start SUPPLIED DATA

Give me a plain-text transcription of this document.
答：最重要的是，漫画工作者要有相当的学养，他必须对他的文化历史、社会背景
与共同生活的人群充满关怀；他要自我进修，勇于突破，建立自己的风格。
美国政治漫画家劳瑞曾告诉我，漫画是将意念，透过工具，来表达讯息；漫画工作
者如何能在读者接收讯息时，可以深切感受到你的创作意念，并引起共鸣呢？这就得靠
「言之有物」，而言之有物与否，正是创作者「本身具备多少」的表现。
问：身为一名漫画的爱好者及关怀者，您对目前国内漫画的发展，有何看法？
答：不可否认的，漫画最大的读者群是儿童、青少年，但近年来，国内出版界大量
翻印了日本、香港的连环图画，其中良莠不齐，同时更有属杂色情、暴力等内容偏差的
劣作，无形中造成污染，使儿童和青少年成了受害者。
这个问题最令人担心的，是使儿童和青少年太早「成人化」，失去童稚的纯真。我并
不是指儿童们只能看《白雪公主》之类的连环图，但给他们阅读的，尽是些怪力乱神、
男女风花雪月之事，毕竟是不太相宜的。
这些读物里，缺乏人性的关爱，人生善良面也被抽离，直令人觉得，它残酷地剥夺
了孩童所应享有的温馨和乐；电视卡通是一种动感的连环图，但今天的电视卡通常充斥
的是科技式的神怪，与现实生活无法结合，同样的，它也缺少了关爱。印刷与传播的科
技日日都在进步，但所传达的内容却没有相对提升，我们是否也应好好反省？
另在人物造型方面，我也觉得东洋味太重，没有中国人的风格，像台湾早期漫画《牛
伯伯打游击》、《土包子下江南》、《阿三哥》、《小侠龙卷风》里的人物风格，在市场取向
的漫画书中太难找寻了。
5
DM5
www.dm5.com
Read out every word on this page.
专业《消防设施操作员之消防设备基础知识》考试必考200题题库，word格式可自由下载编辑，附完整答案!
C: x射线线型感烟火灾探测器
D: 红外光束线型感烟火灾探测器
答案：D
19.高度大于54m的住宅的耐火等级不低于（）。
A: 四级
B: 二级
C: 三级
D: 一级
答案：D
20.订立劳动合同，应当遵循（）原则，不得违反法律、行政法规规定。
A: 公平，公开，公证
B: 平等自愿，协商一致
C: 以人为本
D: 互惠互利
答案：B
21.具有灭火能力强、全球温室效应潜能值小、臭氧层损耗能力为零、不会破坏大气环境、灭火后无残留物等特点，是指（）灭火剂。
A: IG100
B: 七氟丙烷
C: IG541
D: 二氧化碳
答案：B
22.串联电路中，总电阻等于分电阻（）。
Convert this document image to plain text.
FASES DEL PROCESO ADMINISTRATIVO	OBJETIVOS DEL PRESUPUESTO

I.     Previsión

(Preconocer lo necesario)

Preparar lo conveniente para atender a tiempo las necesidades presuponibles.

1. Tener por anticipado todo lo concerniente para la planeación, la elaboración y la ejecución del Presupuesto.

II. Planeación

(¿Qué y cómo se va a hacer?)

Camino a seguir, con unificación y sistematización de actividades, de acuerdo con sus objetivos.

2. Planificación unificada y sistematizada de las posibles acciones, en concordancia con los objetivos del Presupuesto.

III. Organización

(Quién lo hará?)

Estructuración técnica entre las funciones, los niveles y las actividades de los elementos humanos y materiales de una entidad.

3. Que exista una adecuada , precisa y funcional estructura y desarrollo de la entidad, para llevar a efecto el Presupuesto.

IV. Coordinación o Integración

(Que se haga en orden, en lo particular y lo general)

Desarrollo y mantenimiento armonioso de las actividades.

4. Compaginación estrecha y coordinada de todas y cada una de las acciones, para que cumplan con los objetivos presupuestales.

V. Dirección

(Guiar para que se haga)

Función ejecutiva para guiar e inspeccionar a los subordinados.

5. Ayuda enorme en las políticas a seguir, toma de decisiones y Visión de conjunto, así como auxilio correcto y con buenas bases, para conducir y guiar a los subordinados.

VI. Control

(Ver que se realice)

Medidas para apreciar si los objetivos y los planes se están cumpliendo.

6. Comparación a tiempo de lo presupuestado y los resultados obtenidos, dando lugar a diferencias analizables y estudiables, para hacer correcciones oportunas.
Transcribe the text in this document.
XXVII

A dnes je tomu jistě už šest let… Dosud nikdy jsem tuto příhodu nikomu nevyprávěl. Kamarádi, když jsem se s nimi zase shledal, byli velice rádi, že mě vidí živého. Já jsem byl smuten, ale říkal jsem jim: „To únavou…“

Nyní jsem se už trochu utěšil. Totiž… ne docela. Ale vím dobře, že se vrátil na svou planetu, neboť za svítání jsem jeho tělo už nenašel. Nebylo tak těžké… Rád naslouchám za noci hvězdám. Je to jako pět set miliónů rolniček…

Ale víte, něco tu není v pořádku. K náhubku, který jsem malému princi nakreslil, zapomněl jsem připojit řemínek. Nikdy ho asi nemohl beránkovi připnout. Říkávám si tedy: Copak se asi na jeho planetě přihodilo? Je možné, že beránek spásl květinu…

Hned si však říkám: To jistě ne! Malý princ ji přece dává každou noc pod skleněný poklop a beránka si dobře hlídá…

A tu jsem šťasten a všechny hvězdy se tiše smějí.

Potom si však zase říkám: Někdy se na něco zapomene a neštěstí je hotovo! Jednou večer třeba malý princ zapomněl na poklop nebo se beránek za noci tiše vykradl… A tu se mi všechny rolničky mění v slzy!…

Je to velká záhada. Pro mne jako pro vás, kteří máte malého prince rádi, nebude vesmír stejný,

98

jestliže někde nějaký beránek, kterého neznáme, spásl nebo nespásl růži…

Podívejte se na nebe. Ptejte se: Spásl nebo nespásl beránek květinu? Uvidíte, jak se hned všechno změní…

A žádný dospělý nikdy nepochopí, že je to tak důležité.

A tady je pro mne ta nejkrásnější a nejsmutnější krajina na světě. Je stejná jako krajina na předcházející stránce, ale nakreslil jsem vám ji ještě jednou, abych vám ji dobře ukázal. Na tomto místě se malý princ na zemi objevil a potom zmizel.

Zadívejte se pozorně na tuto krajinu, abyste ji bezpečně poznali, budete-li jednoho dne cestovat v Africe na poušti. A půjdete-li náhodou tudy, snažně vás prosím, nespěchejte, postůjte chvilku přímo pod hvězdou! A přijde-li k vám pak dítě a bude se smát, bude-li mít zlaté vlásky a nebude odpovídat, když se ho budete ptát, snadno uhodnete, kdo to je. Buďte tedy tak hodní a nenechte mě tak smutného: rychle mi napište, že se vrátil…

end SUPPLIED DATA

Select the lines in this material that hold the word "jsem", leaving none out.

EXERCISE OUTPUT -
A dnes je tomu jistě už šest let… Dosud nikdy jsem tuto příhodu nikomu nevyprávěl. Kamarádi, když jsem se s nimi zase shledal, byli velice rádi, že mě vidí živého. Já jsem byl smuten, ale říkal jsem jim: „To únavou…“
Nyní jsem se už trochu utěšil. Totiž… ne docela. Ale vím dobře, že se vrátil na svou planetu, neboť za svítání jsem jeho tělo už nenašel. Nebylo tak těžké… Rád naslouchám za noci hvězdám. Je to jako pět set miliónů rolniček…
Ale víte, něco tu není v pořádku. K náhubku, který jsem malému princi nakreslil, zapomněl jsem připojit řemínek. Nikdy ho asi nemohl beránkovi připnout. Říkávám si tedy: Copak se asi na jeho planetě přihodilo? Je možné, že beránek spásl květinu…
A tu jsem šťasten a všechny hvězdy se tiše smějí.
A tady je pro mne ta nejkrásnější a nejsmutnější krajina na světě. Je stejná jako krajina na předcházející stránce, ale nakreslil jsem vám ji ještě jednou, abych vám ji dobře ukázal. Na tomto místě se malý princ na zemi objevil a potom zmizel.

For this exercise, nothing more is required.